DATASET CONTENT:
- - -

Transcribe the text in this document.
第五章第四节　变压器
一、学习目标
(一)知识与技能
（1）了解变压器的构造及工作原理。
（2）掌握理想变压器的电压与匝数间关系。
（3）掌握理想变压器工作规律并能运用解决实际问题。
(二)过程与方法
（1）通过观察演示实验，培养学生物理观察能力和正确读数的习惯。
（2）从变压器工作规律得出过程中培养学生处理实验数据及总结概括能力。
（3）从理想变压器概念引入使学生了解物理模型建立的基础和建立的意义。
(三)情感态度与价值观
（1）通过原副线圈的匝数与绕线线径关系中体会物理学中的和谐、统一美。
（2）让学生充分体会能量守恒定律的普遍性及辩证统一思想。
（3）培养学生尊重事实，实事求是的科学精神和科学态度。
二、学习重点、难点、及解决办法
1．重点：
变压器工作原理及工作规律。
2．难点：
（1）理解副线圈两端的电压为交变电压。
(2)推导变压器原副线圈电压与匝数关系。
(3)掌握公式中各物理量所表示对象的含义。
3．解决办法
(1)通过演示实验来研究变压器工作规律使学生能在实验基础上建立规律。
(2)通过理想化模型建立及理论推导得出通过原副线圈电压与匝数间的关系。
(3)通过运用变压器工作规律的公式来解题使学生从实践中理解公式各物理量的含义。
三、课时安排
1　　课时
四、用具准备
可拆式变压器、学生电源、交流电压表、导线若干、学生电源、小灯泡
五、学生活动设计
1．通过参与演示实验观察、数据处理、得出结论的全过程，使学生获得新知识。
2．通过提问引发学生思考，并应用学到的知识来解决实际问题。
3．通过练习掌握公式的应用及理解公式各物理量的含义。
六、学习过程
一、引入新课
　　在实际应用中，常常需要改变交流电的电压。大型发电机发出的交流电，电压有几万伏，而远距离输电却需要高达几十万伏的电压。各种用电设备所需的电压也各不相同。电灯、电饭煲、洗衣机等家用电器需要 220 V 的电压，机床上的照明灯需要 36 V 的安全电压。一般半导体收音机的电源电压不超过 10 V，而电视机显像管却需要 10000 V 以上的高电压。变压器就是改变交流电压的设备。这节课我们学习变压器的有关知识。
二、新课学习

- - -

WHAT IS NEEDED:
Output the listing above exactly as it appears.

CORRECT RESPONSE:
Transcribe the text in this document.
第五章第四节　变压器
一、学习目标
(一)知识与技能
（1）了解变压器的构造及工作原理。
（2）掌握理想变压器的电压与匝数间关系。
（3）掌握理想变压器工作规律并能运用解决实际问题。
(二)过程与方法
（1）通过观察演示实验，培养学生物理观察能力和正确读数的习惯。
（2）从变压器工作规律得出过程中培养学生处理实验数据及总结概括能力。
（3）从理想变压器概念引入使学生了解物理模型建立的基础和建立的意义。
(三)情感态度与价值观
（1）通过原副线圈的匝数与绕线线径关系中体会物理学中的和谐、统一美。
（2）让学生充分体会能量守恒定律的普遍性及辩证统一思想。
（3）培养学生尊重事实，实事求是的科学精神和科学态度。
二、学习重点、难点、及解决办法
1．重点：
变压器工作原理及工作规律。
2．难点：
（1）理解副线圈两端的电压为交变电压。
(2)推导变压器原副线圈电压与匝数关系。
(3)掌握公式中各物理量所表示对象的含义。
3．解决办法
(1)通过演示实验来研究变压器工作规律使学生能在实验基础上建立规律。
(2)通过理想化模型建立及理论推导得出通过原副线圈电压与匝数间的关系。
(3)通过运用变压器工作规律的公式来解题使学生从实践中理解公式各物理量的含义。
三、课时安排
1　　课时
四、用具准备
可拆式变压器、学生电源、交流电压表、导线若干、学生电源、小灯泡
五、学生活动设计
1．通过参与演示实验观察、数据处理、得出结论的全过程，使学生获得新知识。
2．通过提问引发学生思考，并应用学到的知识来解决实际问题。
3．通过练习掌握公式的应用及理解公式各物理量的含义。
六、学习过程
一、引入新课
　　在实际应用中，常常需要改变交流电的电压。大型发电机发出的交流电，电压有几万伏，而远距离输电却需要高达几十万伏的电压。各种用电设备所需的电压也各不相同。电灯、电饭煲、洗衣机等家用电器需要 220 V 的电压，机床上的照明灯需要 36 V 的安全电压。一般半导体收音机的电源电压不超过 10 V，而电视机显像管却需要 10000 V 以上的高电压。变压器就是改变交流电压的设备。这节课我们学习变压器的有关知识。
二、新课学习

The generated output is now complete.